Description of the task
Skip all pictures, then print the remaining material exactly.

Data records

════════════════

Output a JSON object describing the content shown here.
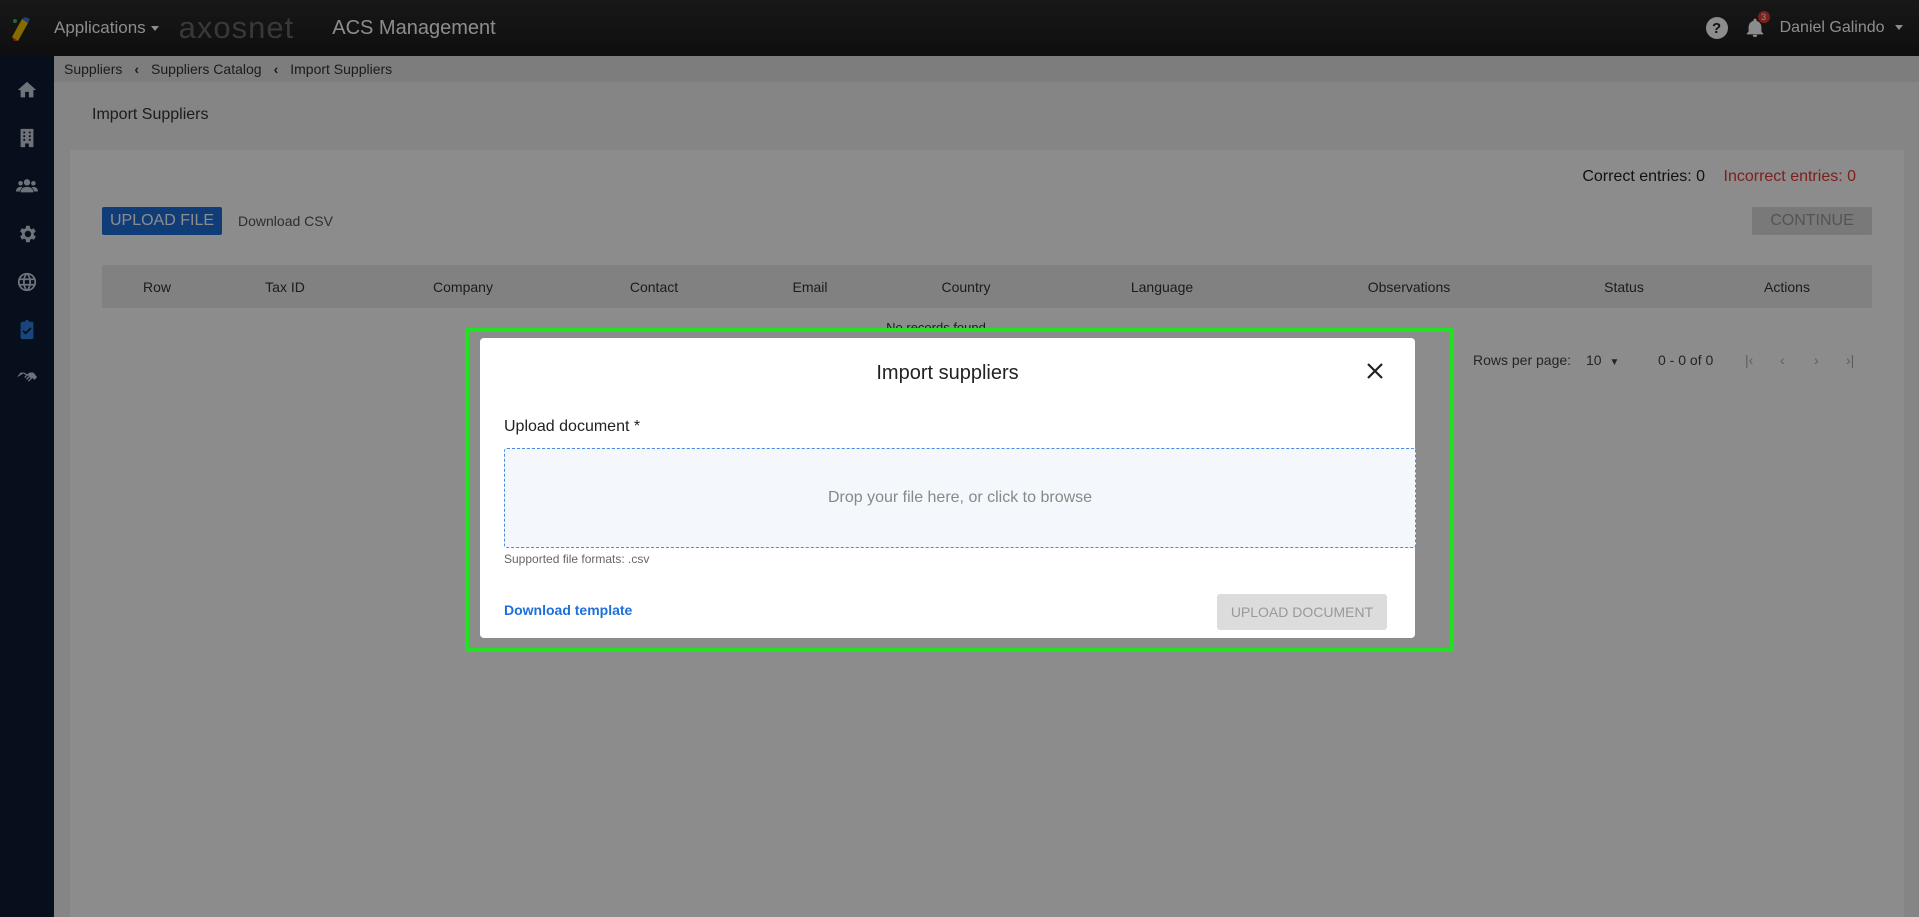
{
  "topbar": {
    "applications_label": "Applications",
    "brand_text": "axosnet",
    "app_title": "ACS Management",
    "user_name": "Daniel Galindo",
    "notification_count": "3",
    "help_label": "?"
  },
  "sidebar": {
    "items": [
      {
        "icon": "home-icon"
      },
      {
        "icon": "building-icon"
      },
      {
        "icon": "users-icon"
      },
      {
        "icon": "gear-icon"
      },
      {
        "icon": "globe-icon"
      },
      {
        "icon": "clipboard-check-icon",
        "active": true
      },
      {
        "icon": "handshake-icon"
      }
    ]
  },
  "breadcrumb": {
    "items": [
      "Suppliers",
      "Suppliers Catalog",
      "Import Suppliers"
    ]
  },
  "page": {
    "title": "Import Suppliers",
    "correct_entries": "Correct entries: 0",
    "incorrect_entries": "Incorrect entries: 0",
    "upload_file_label": "UPLOAD FILE",
    "download_csv_label": "Download CSV",
    "continue_label": "CONTINUE",
    "no_records": "No records found"
  },
  "table": {
    "columns": [
      "Row",
      "Tax ID",
      "Company",
      "Contact",
      "Email",
      "Country",
      "Language",
      "Observations",
      "Status",
      "Actions"
    ]
  },
  "pagination": {
    "rows_per_page_label": "Rows per page:",
    "rows_per_page_value": "10",
    "range": "0 - 0 of 0"
  },
  "modal": {
    "title": "Import suppliers",
    "upload_label": "Upload document *",
    "dropzone_text": "Drop your file here, or click to browse",
    "formats_text": "Supported file formats: .csv",
    "download_template_label": "Download template",
    "upload_document_label": "UPLOAD DOCUMENT"
  },
  "colors": {
    "accent": "#1e6fdb",
    "error": "#e53935",
    "sidebar": "#0d1b33",
    "highlight": "#22e022"
  }
}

════════════════

Written solution
Output a JSON object describing the content shown here.
{
  "topbar": {
    "applications_label": "Applications",
    "brand_text": "axosnet",
    "app_title": "ACS Management",
    "user_name": "Daniel Galindo",
    "notification_count": "3",
    "help_label": "?"
  },
  "sidebar": {
    "items": [
      {
        "icon": "home-icon"
      },
      {
        "icon": "building-icon"
      },
      {
        "icon": "users-icon"
      },
      {
        "icon": "gear-icon"
      },
      {
        "icon": "globe-icon"
      },
      {
        "icon": "clipboard-check-icon",
        "active": true
      },
      {
        "icon": "handshake-icon"
      }
    ]
  },
  "breadcrumb": {
    "items": [
      "Suppliers",
      "Suppliers Catalog",
      "Import Suppliers"
    ]
  },
  "page": {
    "title": "Import Suppliers",
    "correct_entries": "Correct entries: 0",
    "incorrect_entries": "Incorrect entries: 0",
    "upload_file_label": "UPLOAD FILE",
    "download_csv_label": "Download CSV",
    "continue_label": "CONTINUE",
    "no_records": "No records found"
  },
  "table": {
    "columns": [
      "Row",
      "Tax ID",
      "Company",
      "Contact",
      "Email",
      "Country",
      "Language",
      "Observations",
      "Status",
      "Actions"
    ]
  },
  "pagination": {
    "rows_per_page_label": "Rows per page:",
    "rows_per_page_value": "10",
    "range": "0 - 0 of 0"
  },
  "modal": {
    "title": "Import suppliers",
    "upload_label": "Upload document *",
    "dropzone_text": "Drop your file here, or click to browse",
    "formats_text": "Supported file formats: .csv",
    "download_template_label": "Download template",
    "upload_document_label": "UPLOAD DOCUMENT"
  },
  "colors": {
    "accent": "#1e6fdb",
    "error": "#e53935",
    "sidebar": "#0d1b33",
    "highlight": "#22e022"
  }
}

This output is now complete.